■ **EXERCISE AIM**
Copy out the entries in full and with complete accuracy; pictures are excluded.

■ **SOURCE MATERIAL**
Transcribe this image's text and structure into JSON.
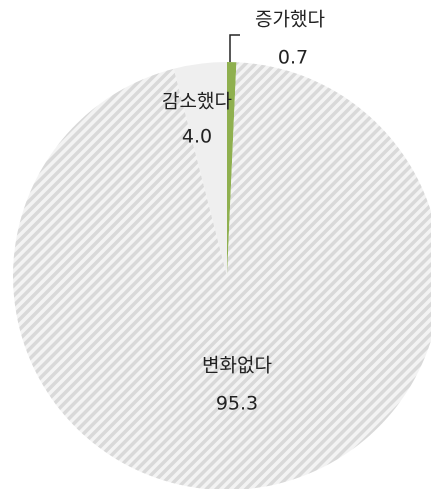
{
  "chart_data": {
    "type": "pie",
    "categories": [
      "증가했다",
      "변화없다",
      "감소했다"
    ],
    "values": [
      0.7,
      95.3,
      4.0
    ],
    "value_labels": [
      "0.7",
      "95.3",
      "4.0"
    ],
    "colors": [
      "#8fb04f",
      "#d9d9d9",
      "#efefef"
    ]
  }
}
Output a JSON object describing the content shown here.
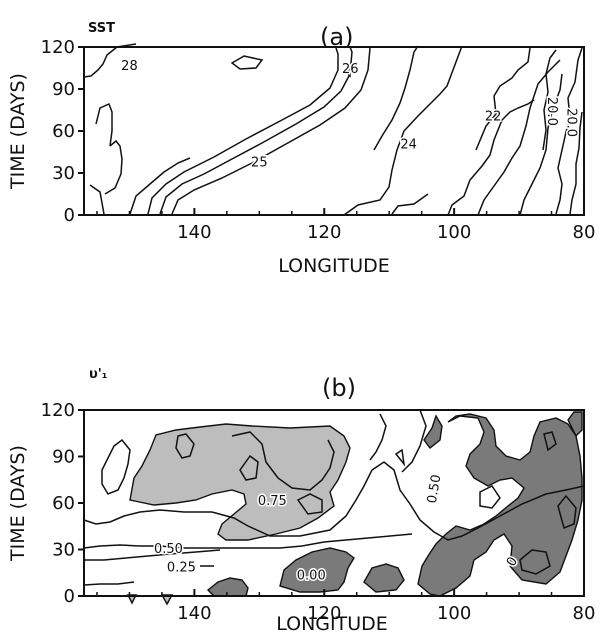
{
  "chart_data": [
    {
      "type": "contour",
      "panel_label": "(a)",
      "variable_label": "SST",
      "xlabel": "LONGITUDE",
      "ylabel": "TIME (DAYS)",
      "x_ticks": [
        140,
        120,
        100,
        80
      ],
      "y_ticks": [
        0,
        30,
        60,
        90,
        120
      ],
      "xlim": [
        157,
        80
      ],
      "ylim": [
        0,
        120
      ],
      "contour_labels": [
        {
          "text": "28",
          "lon": 150,
          "day": 106
        },
        {
          "text": "26",
          "lon": 116,
          "day": 104
        },
        {
          "text": "25",
          "lon": 130,
          "day": 37
        },
        {
          "text": "24",
          "lon": 107,
          "day": 50
        },
        {
          "text": "22",
          "lon": 94,
          "day": 70
        },
        {
          "text": "20.0",
          "lon": 85,
          "day": 74
        },
        {
          "text": "20.0",
          "lon": 82,
          "day": 66
        }
      ]
    },
    {
      "type": "contour",
      "panel_label": "(b)",
      "variable_label": "υ'₁",
      "xlabel": "LONGITUDE",
      "ylabel": "TIME (DAYS)",
      "x_ticks": [
        140,
        120,
        100,
        80
      ],
      "y_ticks": [
        0,
        30,
        60,
        90,
        120
      ],
      "xlim": [
        157,
        80
      ],
      "ylim": [
        0,
        120
      ],
      "contour_labels": [
        {
          "text": "0.75",
          "lon": 128,
          "day": 61
        },
        {
          "text": "0.50",
          "lon": 103,
          "day": 69
        },
        {
          "text": "0.50",
          "lon": 144,
          "day": 30
        },
        {
          "text": "0.25",
          "lon": 142,
          "day": 18
        },
        {
          "text": "0.00",
          "lon": 122,
          "day": 13
        },
        {
          "text": "0",
          "lon": 91,
          "day": 22
        }
      ]
    }
  ]
}
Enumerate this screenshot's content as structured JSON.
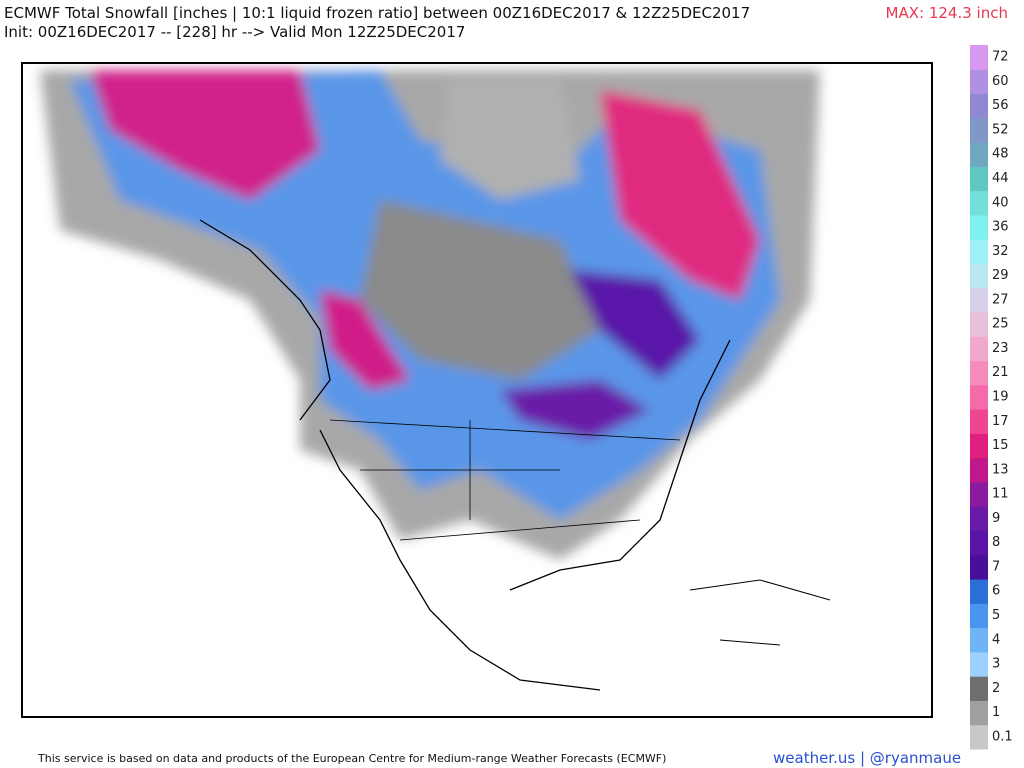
{
  "header": {
    "title": "ECMWF Total Snowfall [inches | 10:1 liquid frozen ratio] between 00Z16DEC2017 & 12Z25DEC2017",
    "subtitle": "Init: 00Z16DEC2017 -- [228] hr --> Valid Mon 12Z25DEC2017",
    "max_label": "MAX: 124.3 inch"
  },
  "legend": {
    "labels": [
      "0.1",
      "1",
      "2",
      "3",
      "4",
      "5",
      "6",
      "7",
      "8",
      "9",
      "11",
      "13",
      "15",
      "17",
      "19",
      "21",
      "23",
      "25",
      "27",
      "29",
      "32",
      "36",
      "40",
      "44",
      "48",
      "52",
      "56",
      "60",
      "72"
    ],
    "colors": [
      "#c8c8c8",
      "#a0a0a0",
      "#6e6e6e",
      "#9ed0ff",
      "#6fb4f5",
      "#4a96ee",
      "#2a6fd8",
      "#4a0f9a",
      "#5a15a8",
      "#6a1aa8",
      "#8a1aa0",
      "#c0188a",
      "#e0207f",
      "#f04590",
      "#f56aa8",
      "#f58cbc",
      "#f0a8cc",
      "#e8c0dc",
      "#d8d0e8",
      "#b8e8f0",
      "#a0f0f8",
      "#80f0f0",
      "#70e0d8",
      "#60c8c0",
      "#70a8c0",
      "#8098c8",
      "#9088d0",
      "#b090e0",
      "#d898f0"
    ]
  },
  "footer": {
    "credit": "This service is based on data and products of the European Centre for Medium-range Weather Forecasts (ECMWF)",
    "brand": "weather.us | @ryanmaue"
  }
}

■ **THE RESULT**
Transcribe this image's text and structure into JSON.
{
  "chart_data": {
    "type": "pie",
    "categories": [
      "증가했다",
      "변화없다",
      "감소했다"
    ],
    "values": [
      0.7,
      95.3,
      4.0
    ],
    "value_labels": [
      "0.7",
      "95.3",
      "4.0"
    ],
    "colors": [
      "#8fb04f",
      "#d9d9d9",
      "#efefef"
    ]
  }
}
Output a JSON object describing the content shown here.
{
  "chart_data": [
    {
      "type": "contour",
      "panel_label": "(a)",
      "variable_label": "SST",
      "xlabel": "LONGITUDE",
      "ylabel": "TIME (DAYS)",
      "x_ticks": [
        140,
        120,
        100,
        80
      ],
      "y_ticks": [
        0,
        30,
        60,
        90,
        120
      ],
      "xlim": [
        157,
        80
      ],
      "ylim": [
        0,
        120
      ],
      "contour_labels": [
        {
          "text": "28",
          "lon": 150,
          "day": 106
        },
        {
          "text": "26",
          "lon": 116,
          "day": 104
        },
        {
          "text": "25",
          "lon": 130,
          "day": 37
        },
        {
          "text": "24",
          "lon": 107,
          "day": 50
        },
        {
          "text": "22",
          "lon": 94,
          "day": 70
        },
        {
          "text": "20.0",
          "lon": 85,
          "day": 74
        },
        {
          "text": "20.0",
          "lon": 82,
          "day": 66
        }
      ]
    },
    {
      "type": "contour",
      "panel_label": "(b)",
      "variable_label": "υ'₁",
      "xlabel": "LONGITUDE",
      "ylabel": "TIME (DAYS)",
      "x_ticks": [
        140,
        120,
        100,
        80
      ],
      "y_ticks": [
        0,
        30,
        60,
        90,
        120
      ],
      "xlim": [
        157,
        80
      ],
      "ylim": [
        0,
        120
      ],
      "contour_labels": [
        {
          "text": "0.75",
          "lon": 128,
          "day": 61
        },
        {
          "text": "0.50",
          "lon": 103,
          "day": 69
        },
        {
          "text": "0.50",
          "lon": 144,
          "day": 30
        },
        {
          "text": "0.25",
          "lon": 142,
          "day": 18
        },
        {
          "text": "0.00",
          "lon": 122,
          "day": 13
        },
        {
          "text": "0",
          "lon": 91,
          "day": 22
        }
      ]
    }
  ]
}
Enumerate this screenshot's content as structured JSON.
{
  "header": {
    "title": "ECMWF Total Snowfall [inches | 10:1 liquid frozen ratio] between 00Z16DEC2017 & 12Z25DEC2017",
    "subtitle": "Init: 00Z16DEC2017 -- [228] hr --> Valid Mon 12Z25DEC2017",
    "max_label": "MAX: 124.3 inch"
  },
  "legend": {
    "labels": [
      "0.1",
      "1",
      "2",
      "3",
      "4",
      "5",
      "6",
      "7",
      "8",
      "9",
      "11",
      "13",
      "15",
      "17",
      "19",
      "21",
      "23",
      "25",
      "27",
      "29",
      "32",
      "36",
      "40",
      "44",
      "48",
      "52",
      "56",
      "60",
      "72"
    ],
    "colors": [
      "#c8c8c8",
      "#a0a0a0",
      "#6e6e6e",
      "#9ed0ff",
      "#6fb4f5",
      "#4a96ee",
      "#2a6fd8",
      "#4a0f9a",
      "#5a15a8",
      "#6a1aa8",
      "#8a1aa0",
      "#c0188a",
      "#e0207f",
      "#f04590",
      "#f56aa8",
      "#f58cbc",
      "#f0a8cc",
      "#e8c0dc",
      "#d8d0e8",
      "#b8e8f0",
      "#a0f0f8",
      "#80f0f0",
      "#70e0d8",
      "#60c8c0",
      "#70a8c0",
      "#8098c8",
      "#9088d0",
      "#b090e0",
      "#d898f0"
    ]
  },
  "footer": {
    "credit": "This service is based on data and products of the European Centre for Medium-range Weather Forecasts (ECMWF)",
    "brand": "weather.us | @ryanmaue"
  }
}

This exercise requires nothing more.